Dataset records
________

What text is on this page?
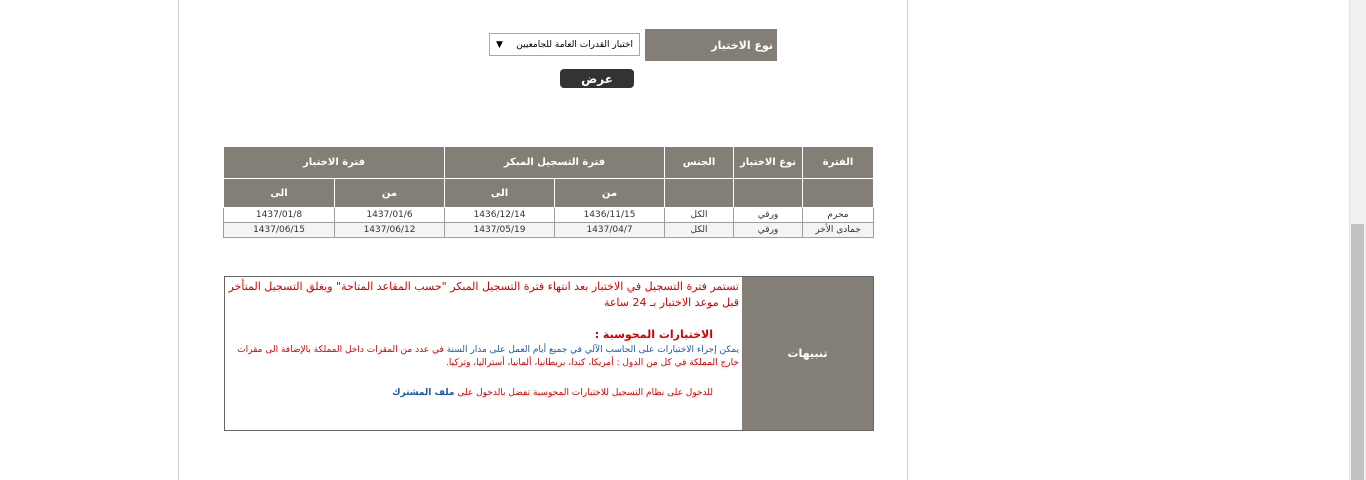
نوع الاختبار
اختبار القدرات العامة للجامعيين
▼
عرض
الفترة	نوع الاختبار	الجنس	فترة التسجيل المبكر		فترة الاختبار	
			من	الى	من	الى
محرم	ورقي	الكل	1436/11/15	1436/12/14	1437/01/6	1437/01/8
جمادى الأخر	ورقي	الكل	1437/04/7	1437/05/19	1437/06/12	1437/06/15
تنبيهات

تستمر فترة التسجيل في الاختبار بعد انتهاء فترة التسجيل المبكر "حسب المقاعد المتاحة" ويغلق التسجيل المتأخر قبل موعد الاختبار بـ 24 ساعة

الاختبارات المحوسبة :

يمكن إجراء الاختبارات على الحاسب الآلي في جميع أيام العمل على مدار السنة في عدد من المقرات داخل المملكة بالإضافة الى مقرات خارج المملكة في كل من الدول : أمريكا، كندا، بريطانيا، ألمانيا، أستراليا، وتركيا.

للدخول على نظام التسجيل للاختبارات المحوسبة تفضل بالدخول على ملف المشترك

________

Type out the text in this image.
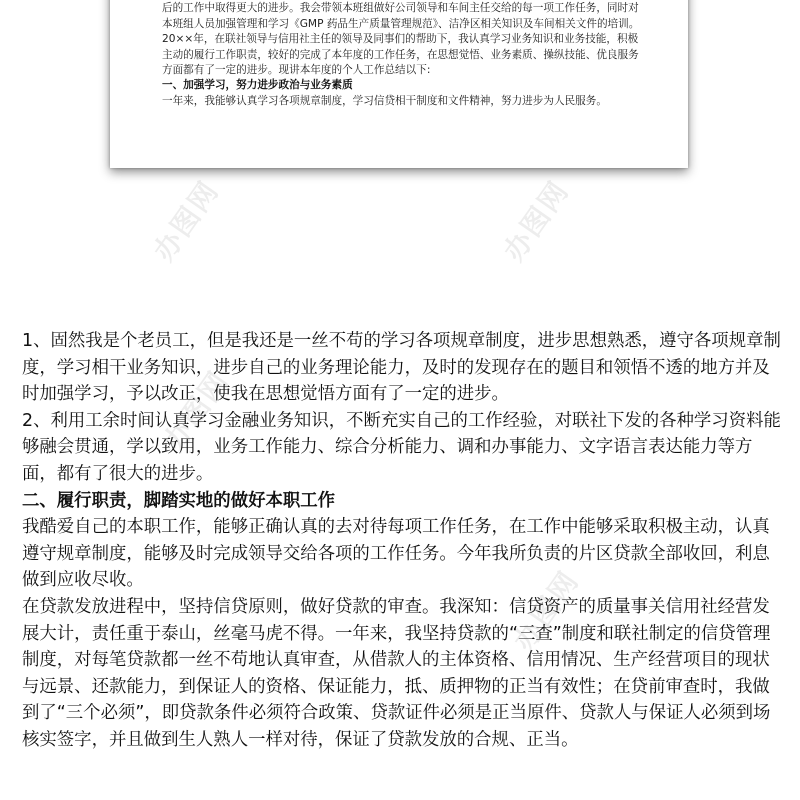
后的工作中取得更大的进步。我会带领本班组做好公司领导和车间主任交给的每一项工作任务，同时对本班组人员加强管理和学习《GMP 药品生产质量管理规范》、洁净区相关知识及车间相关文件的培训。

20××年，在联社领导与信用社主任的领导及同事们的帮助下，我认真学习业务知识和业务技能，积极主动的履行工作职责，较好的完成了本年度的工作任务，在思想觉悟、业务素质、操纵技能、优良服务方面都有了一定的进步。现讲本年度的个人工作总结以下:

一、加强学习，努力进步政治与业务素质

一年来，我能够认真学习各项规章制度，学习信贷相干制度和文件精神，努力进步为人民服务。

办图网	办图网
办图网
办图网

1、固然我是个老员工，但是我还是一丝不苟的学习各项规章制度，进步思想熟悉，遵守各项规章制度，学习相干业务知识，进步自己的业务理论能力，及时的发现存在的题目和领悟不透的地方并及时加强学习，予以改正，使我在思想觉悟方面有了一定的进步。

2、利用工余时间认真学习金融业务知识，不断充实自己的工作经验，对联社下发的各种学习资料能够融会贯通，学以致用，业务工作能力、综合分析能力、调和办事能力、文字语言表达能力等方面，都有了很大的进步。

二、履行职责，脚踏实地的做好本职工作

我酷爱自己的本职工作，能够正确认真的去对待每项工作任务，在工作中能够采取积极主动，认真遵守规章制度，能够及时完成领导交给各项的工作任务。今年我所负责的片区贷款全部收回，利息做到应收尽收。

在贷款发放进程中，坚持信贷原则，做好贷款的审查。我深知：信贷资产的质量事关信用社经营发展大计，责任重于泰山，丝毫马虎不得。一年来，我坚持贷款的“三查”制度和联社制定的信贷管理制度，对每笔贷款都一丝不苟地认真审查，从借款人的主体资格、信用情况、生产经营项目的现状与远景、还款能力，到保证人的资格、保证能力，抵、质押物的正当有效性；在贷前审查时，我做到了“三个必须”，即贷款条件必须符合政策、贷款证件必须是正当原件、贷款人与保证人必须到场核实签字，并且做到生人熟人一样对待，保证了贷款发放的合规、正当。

________

The request
Filter the listing above for the string "الكل" and copy every matching line.

The result
محرم	ورقي	الكل	1436/11/15	1436/12/14	1437/01/6	1437/01/8
جمادى الأخر	ورقي	الكل	1437/04/7	1437/05/19	1437/06/12	1437/06/15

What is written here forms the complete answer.